━━━━━ EXTRACTED ENTRIES
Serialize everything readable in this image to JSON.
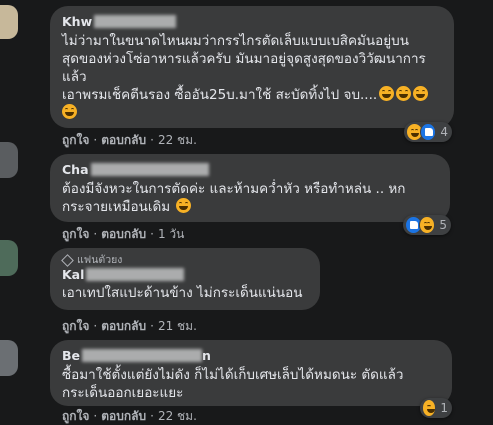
{
  "comments": [
    {
      "name_visible": "Khw",
      "text_lines": [
        "ไม่ว่ามาในขนาดไหนผมว่ากรรไกรตัดเล็บแบบเบสิคมันอยู่บน",
        "สุดของห่วงโซ่อาหารแล้วครับ มันมาอยู่จุดสูงสุดของวิวัฒนาการ",
        "แล้ว",
        "เอาพรมเช็คตีนรอง ซื้ออัน25บ.มาใช้ สะบัดทิ้งไป จบ...."
      ],
      "like_label": "ถูกใจ",
      "reply_label": "ตอบกลับ",
      "time": "22 ชม.",
      "reaction_count": "4"
    },
    {
      "name_visible": "Cha",
      "text_lines": [
        "ต้องมีจังหวะในการตัดค่ะ และห้ามคว่ำหัว หรือทำหล่น .. หก",
        "กระจายเหมือนเดิม"
      ],
      "like_label": "ถูกใจ",
      "reply_label": "ตอบกลับ",
      "time": "1 วัน",
      "reaction_count": "5"
    },
    {
      "badge": "แฟนตัวยง",
      "name_visible": "Kal",
      "text_lines": [
        "เอาเทปใสแปะด้านข้าง ไม่กระเด็นแน่นอน"
      ],
      "like_label": "ถูกใจ",
      "reply_label": "ตอบกลับ",
      "time": "21 ชม."
    },
    {
      "name_visible": "Be",
      "name_suffix": "n",
      "text_lines": [
        "ซื้อมาใช้ตั้งแต่ยังไม่ดัง ก็ไม่ได้เก็บเศษเล็บได้หมดนะ ตัดแล้ว",
        "กระเด็นออกเยอะแยะ"
      ],
      "like_label": "ถูกใจ",
      "reply_label": "ตอบกลับ",
      "time": "22 ชม.",
      "reaction_count": "1"
    }
  ],
  "separator": "·",
  "colors": {
    "background": "#18191a",
    "bubble": "#3a3b3c",
    "text": "#e4e6eb",
    "secondary_text": "#b0b3b8",
    "haha": "#f7b125",
    "like": "#1b74e4"
  }
}
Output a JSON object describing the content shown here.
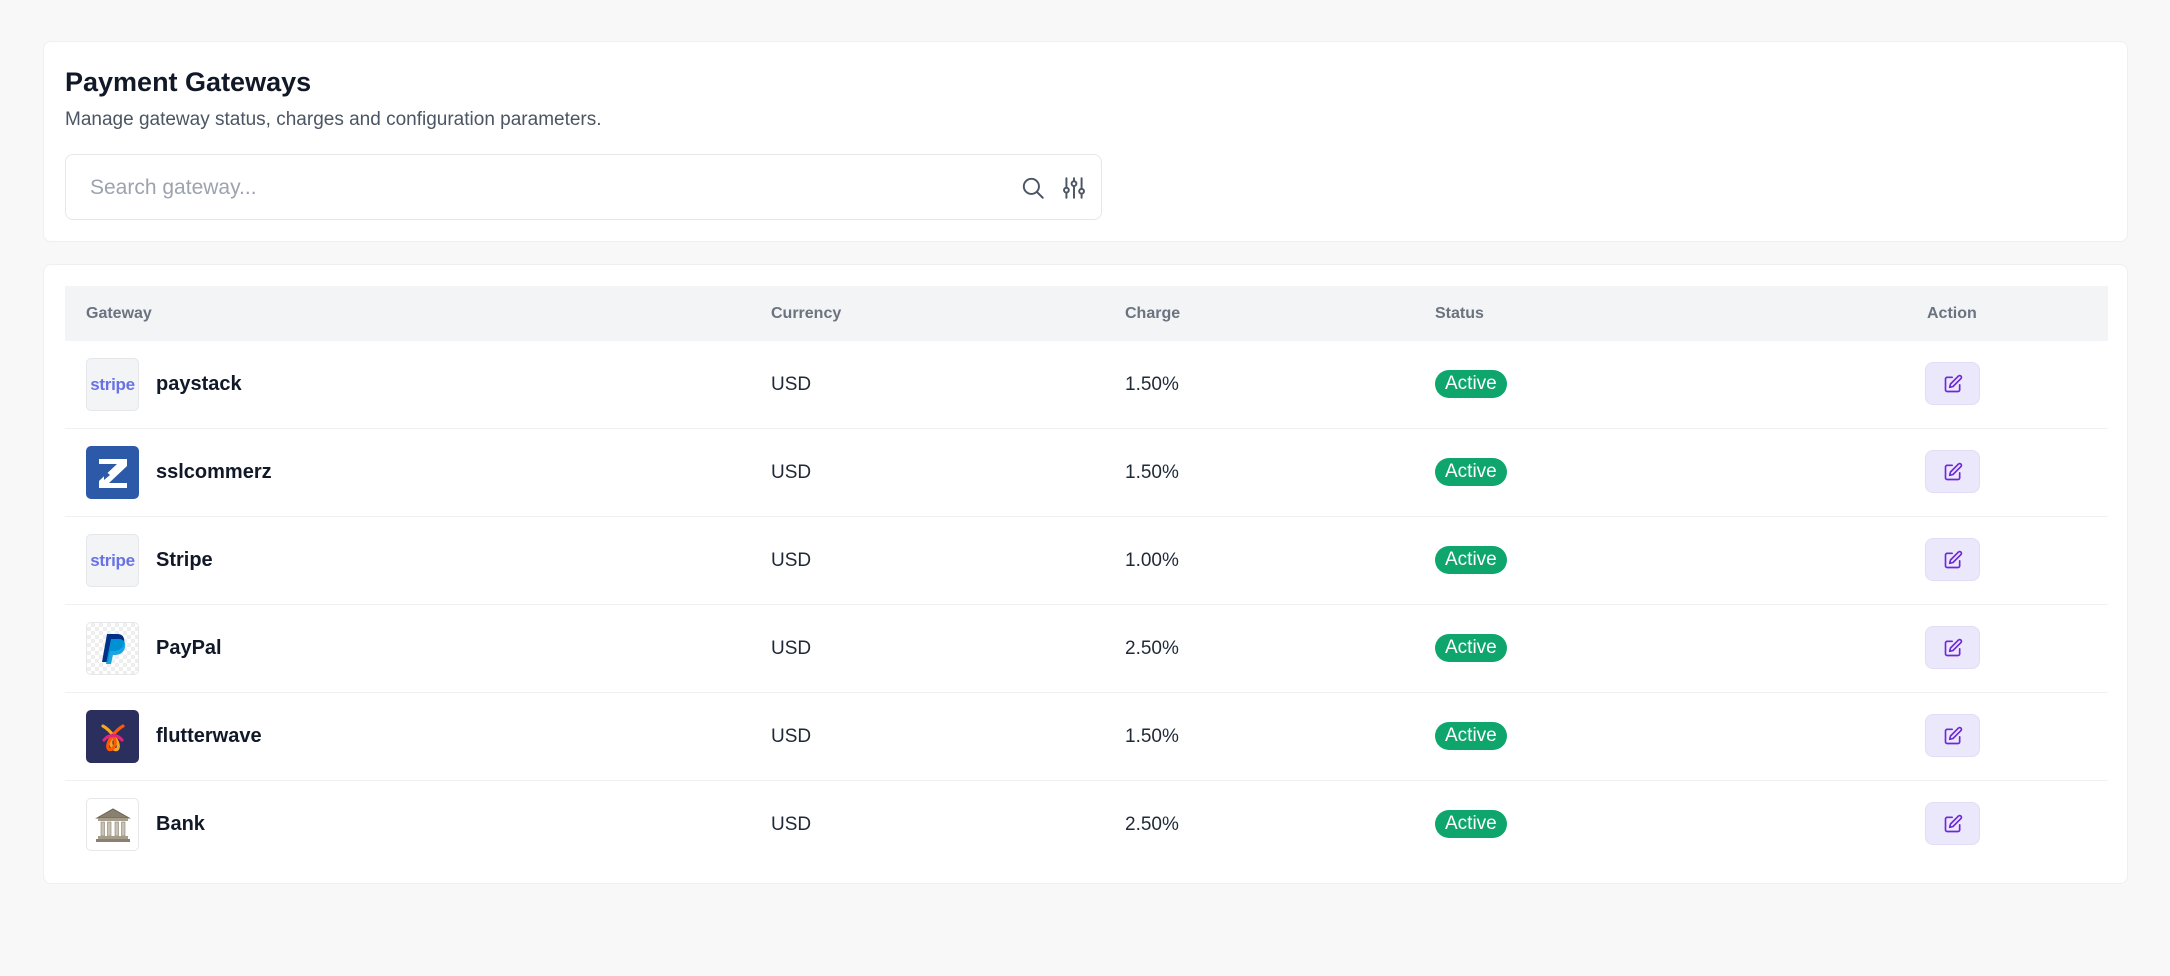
{
  "header": {
    "title": "Payment Gateways",
    "subtitle": "Manage gateway status, charges and configuration parameters."
  },
  "search": {
    "placeholder": "Search gateway...",
    "value": "",
    "search_icon": "search-icon",
    "filter_icon": "sliders-icon"
  },
  "table": {
    "columns": [
      "Gateway",
      "Currency",
      "Charge",
      "Status",
      "Action"
    ],
    "rows": [
      {
        "logo": "stripe-logo",
        "name": "paystack",
        "currency": "USD",
        "charge": "1.50%",
        "status": "Active"
      },
      {
        "logo": "sslcommerz-logo",
        "name": "sslcommerz",
        "currency": "USD",
        "charge": "1.50%",
        "status": "Active"
      },
      {
        "logo": "stripe-logo",
        "name": "Stripe",
        "currency": "USD",
        "charge": "1.00%",
        "status": "Active"
      },
      {
        "logo": "paypal-logo",
        "name": "PayPal",
        "currency": "USD",
        "charge": "2.50%",
        "status": "Active"
      },
      {
        "logo": "flutterwave-logo",
        "name": "flutterwave",
        "currency": "USD",
        "charge": "1.50%",
        "status": "Active"
      },
      {
        "logo": "bank-logo",
        "name": "Bank",
        "currency": "USD",
        "charge": "2.50%",
        "status": "Active"
      }
    ]
  },
  "logo_text": {
    "stripe": "stripe"
  },
  "colors": {
    "accent": "#7c3aed",
    "active_badge": "#0ea66c",
    "edit_button_bg": "#ece8fb"
  }
}
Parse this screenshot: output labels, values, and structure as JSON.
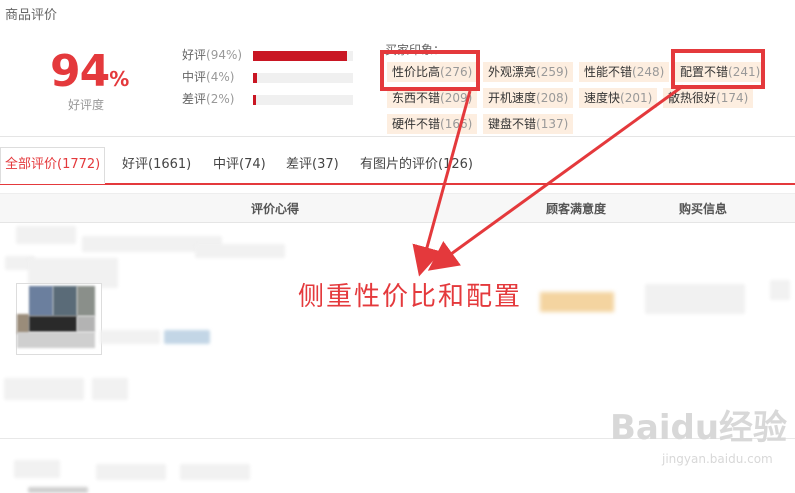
{
  "section_title": "商品评价",
  "rating": {
    "value": "94",
    "unit": "%",
    "label": "好评度"
  },
  "distribution": [
    {
      "label": "好评",
      "count": "(94%)",
      "fraction": 0.94
    },
    {
      "label": "中评",
      "count": "(4%)",
      "fraction": 0.04
    },
    {
      "label": "差评",
      "count": "(2%)",
      "fraction": 0.02
    }
  ],
  "impressions": {
    "title": "买家印象：",
    "tags": [
      {
        "text": "性价比高",
        "count": "(276)"
      },
      {
        "text": "外观漂亮",
        "count": "(259)"
      },
      {
        "text": "性能不错",
        "count": "(248)"
      },
      {
        "text": "配置不错",
        "count": "(241)"
      },
      {
        "text": "东西不错",
        "count": "(209)"
      },
      {
        "text": "开机速度",
        "count": "(208)"
      },
      {
        "text": "速度快",
        "count": "(201)"
      },
      {
        "text": "散热很好",
        "count": "(174)"
      },
      {
        "text": "硬件不错",
        "count": "(166)"
      },
      {
        "text": "键盘不错",
        "count": "(137)"
      }
    ]
  },
  "tabs": [
    {
      "label": "全部评价(1772)",
      "active": true
    },
    {
      "label": "好评(1661)"
    },
    {
      "label": "中评(74)"
    },
    {
      "label": "差评(37)"
    },
    {
      "label": "有图片的评价(126)"
    }
  ],
  "columns": {
    "content": "评价心得",
    "satisfaction": "顾客满意度",
    "purchase": "购买信息"
  },
  "annotation": "侧重性价比和配置",
  "watermark": {
    "brand": "Baidu经验",
    "url": "jingyan.baidu.com"
  },
  "colors": {
    "accent": "#e4393c",
    "bar": "#c91623",
    "tag_bg": "#fdeee0"
  }
}
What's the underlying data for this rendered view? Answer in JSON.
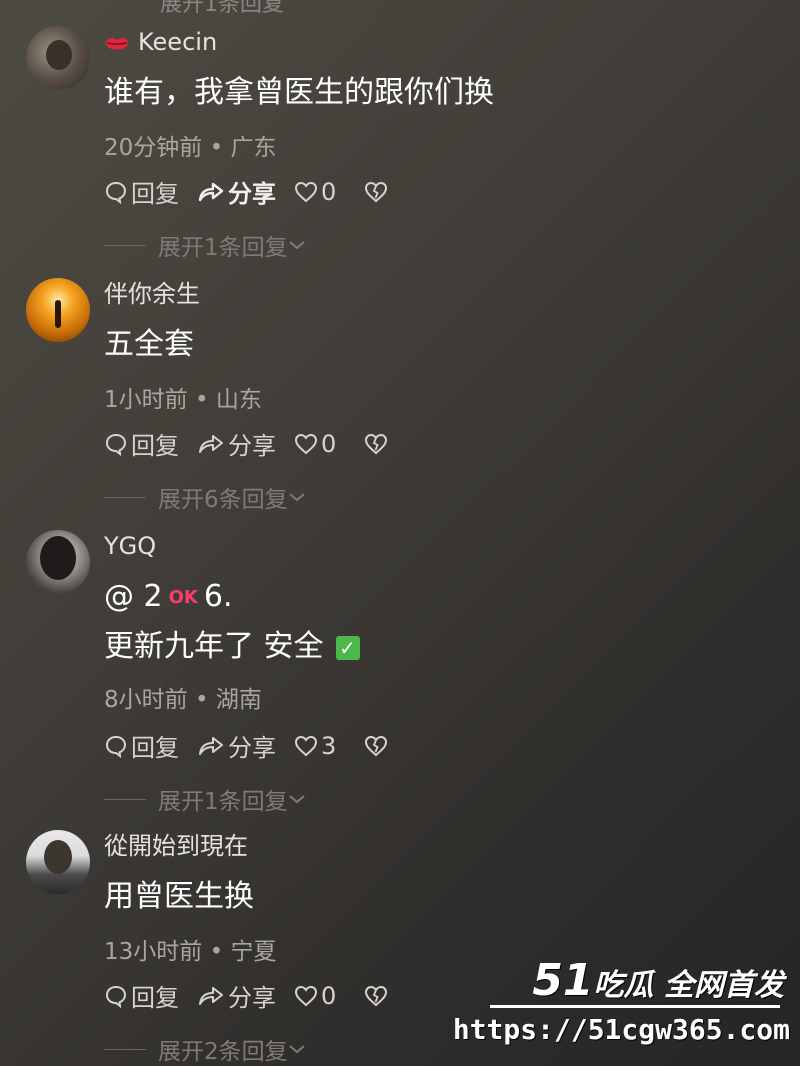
{
  "top_partial": "展开1条回复",
  "comments": [
    {
      "username": "Keecin",
      "has_lips_icon": true,
      "text": "谁有，我拿曾医生的跟你们换",
      "time": "20分钟前",
      "location": "广东",
      "reply_label": "回复",
      "share_label": "分享",
      "likes": "0",
      "expand": "展开1条回复"
    },
    {
      "username": "伴你余生",
      "text": "五全套",
      "time": "1小时前",
      "location": "山东",
      "reply_label": "回复",
      "share_label": "分享",
      "likes": "0",
      "expand": "展开6条回复"
    },
    {
      "username": "YGQ",
      "text_line1_a": "@ 2",
      "text_line1_badge": "OK",
      "text_line1_b": "6.",
      "text_line2": "更新九年了 安全",
      "time": "8小时前",
      "location": "湖南",
      "reply_label": "回复",
      "share_label": "分享",
      "likes": "3",
      "expand": "展开1条回复"
    },
    {
      "username": "從開始到現在",
      "text": "用曾医生换",
      "time": "13小时前",
      "location": "宁夏",
      "reply_label": "回复",
      "share_label": "分享",
      "likes": "0",
      "expand": "展开2条回复"
    }
  ],
  "separator": "•",
  "watermark": {
    "num": "51",
    "title": "吃瓜 全网首发",
    "url": "https://51cgw365.com"
  },
  "colors": {
    "lips": "#e0263a",
    "ok": "#ff3b6b",
    "check": "#4cb84c"
  }
}
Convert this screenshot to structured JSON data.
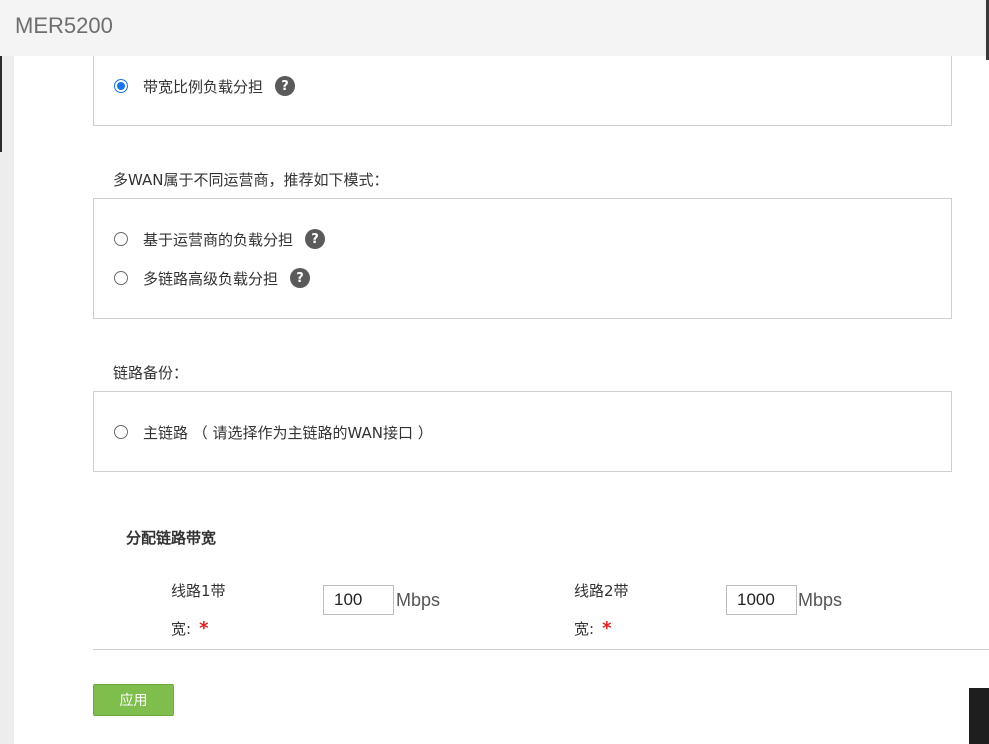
{
  "app": {
    "title": "MER5200"
  },
  "load_balance": {
    "bandwidth_ratio": {
      "label": "带宽比例负载分担",
      "selected": true
    }
  },
  "multi_isp": {
    "label": "多WAN属于不同运营商，推荐如下模式：",
    "options": [
      {
        "label": "基于运营商的负载分担",
        "selected": false
      },
      {
        "label": "多链路高级负载分担",
        "selected": false
      }
    ]
  },
  "backup": {
    "label": "链路备份：",
    "primary": {
      "label": "主链路 （ 请选择作为主链路的WAN接口 ）",
      "selected": false
    }
  },
  "bandwidth": {
    "title": "分配链路带宽",
    "lines": [
      {
        "label_line1": "线路1带",
        "label_line2": "宽:",
        "required_mark": "*",
        "value": "100",
        "unit": "Mbps"
      },
      {
        "label_line1": "线路2带",
        "label_line2": "宽:",
        "required_mark": "*",
        "value": "1000",
        "unit": "Mbps"
      }
    ]
  },
  "apply_label": "应用",
  "help_glyph": "?"
}
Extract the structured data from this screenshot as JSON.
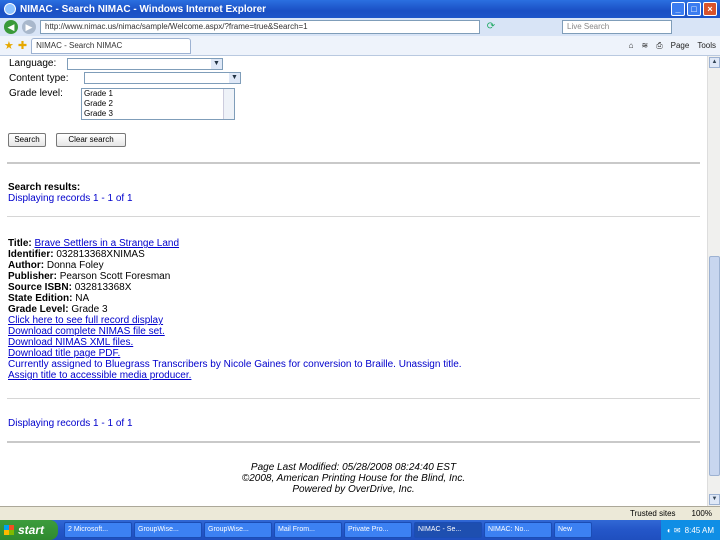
━━━━━━━━━━
Only the lines from the line with "Convert this screenshot" to the end of the records should be repeated, exactly and without pictures.

COMPLETE ANSWER:
Convert this screenshot to structured JSON data.
{
  "app": {
    "title": "MER5200"
  },
  "load_balance": {
    "bandwidth_ratio": {
      "label": "带宽比例负载分担",
      "selected": true
    }
  },
  "multi_isp": {
    "label": "多WAN属于不同运营商，推荐如下模式：",
    "options": [
      {
        "label": "基于运营商的负载分担",
        "selected": false
      },
      {
        "label": "多链路高级负载分担",
        "selected": false
      }
    ]
  },
  "backup": {
    "label": "链路备份：",
    "primary": {
      "label": "主链路 （ 请选择作为主链路的WAN接口 ）",
      "selected": false
    }
  },
  "bandwidth": {
    "title": "分配链路带宽",
    "lines": [
      {
        "label_line1": "线路1带",
        "label_line2": "宽:",
        "required_mark": "*",
        "value": "100",
        "unit": "Mbps"
      },
      {
        "label_line1": "线路2带",
        "label_line2": "宽:",
        "required_mark": "*",
        "value": "1000",
        "unit": "Mbps"
      }
    ]
  },
  "apply_label": "应用",
  "help_glyph": "?"
}
Extract the structured data from this screenshot as JSON.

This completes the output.